EXERCISE DETAILS | The copy has to match the data exactly and leave out every picture.

Records from a collection of figures |
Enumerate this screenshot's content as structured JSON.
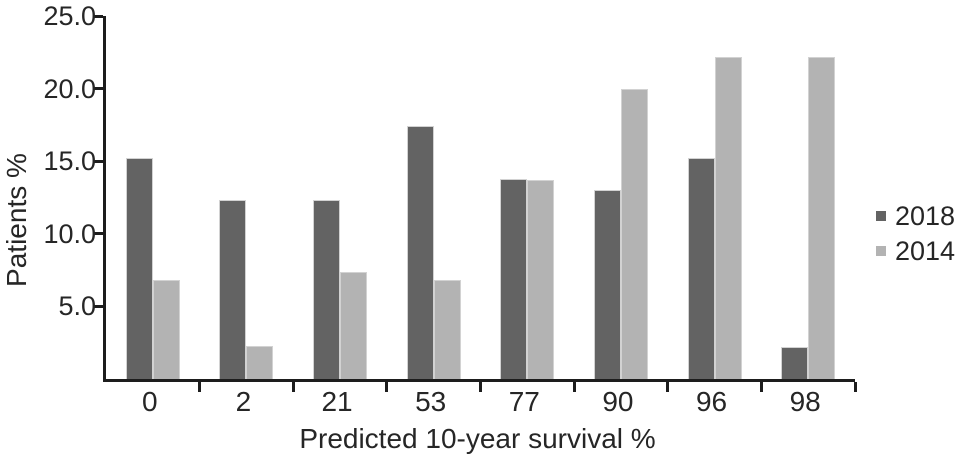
{
  "chart_data": {
    "type": "bar",
    "title": "",
    "xlabel": "Predicted 10-year survival %",
    "ylabel": "Patients %",
    "categories": [
      "0",
      "2",
      "21",
      "53",
      "77",
      "90",
      "96",
      "98"
    ],
    "series": [
      {
        "name": "2018",
        "color": "#636363",
        "values": [
          15.2,
          12.3,
          12.3,
          17.4,
          13.8,
          13.0,
          15.2,
          2.2
        ]
      },
      {
        "name": "2014",
        "color": "#b3b3b3",
        "values": [
          6.8,
          2.3,
          7.4,
          6.8,
          13.7,
          20.0,
          22.2,
          22.2
        ]
      }
    ],
    "ylim": [
      0,
      25
    ],
    "y_ticks": [
      {
        "value": 5,
        "label": "5.0"
      },
      {
        "value": 10,
        "label": "10.0"
      },
      {
        "value": 15,
        "label": "15.0"
      },
      {
        "value": 20,
        "label": "20.0"
      },
      {
        "value": 25,
        "label": "25.0"
      }
    ],
    "grid": false,
    "legend_position": "right"
  },
  "colors": {
    "axis": "#1d1d1d",
    "text": "#262626",
    "background": "#ffffff",
    "bar_outline": "#d2d2d2"
  }
}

YOUR RESPONSE |
Enumerate this screenshot's content as structured JSON.
{
  "chart_data": {
    "type": "bar",
    "title": "",
    "xlabel": "Predicted 10-year survival %",
    "ylabel": "Patients %",
    "categories": [
      "0",
      "2",
      "21",
      "53",
      "77",
      "90",
      "96",
      "98"
    ],
    "series": [
      {
        "name": "2018",
        "color": "#636363",
        "values": [
          15.2,
          12.3,
          12.3,
          17.4,
          13.8,
          13.0,
          15.2,
          2.2
        ]
      },
      {
        "name": "2014",
        "color": "#b3b3b3",
        "values": [
          6.8,
          2.3,
          7.4,
          6.8,
          13.7,
          20.0,
          22.2,
          22.2
        ]
      }
    ],
    "ylim": [
      0,
      25
    ],
    "y_ticks": [
      {
        "value": 5,
        "label": "5.0"
      },
      {
        "value": 10,
        "label": "10.0"
      },
      {
        "value": 15,
        "label": "15.0"
      },
      {
        "value": 20,
        "label": "20.0"
      },
      {
        "value": 25,
        "label": "25.0"
      }
    ],
    "grid": false,
    "legend_position": "right"
  },
  "colors": {
    "axis": "#1d1d1d",
    "text": "#262626",
    "background": "#ffffff",
    "bar_outline": "#d2d2d2"
  }
}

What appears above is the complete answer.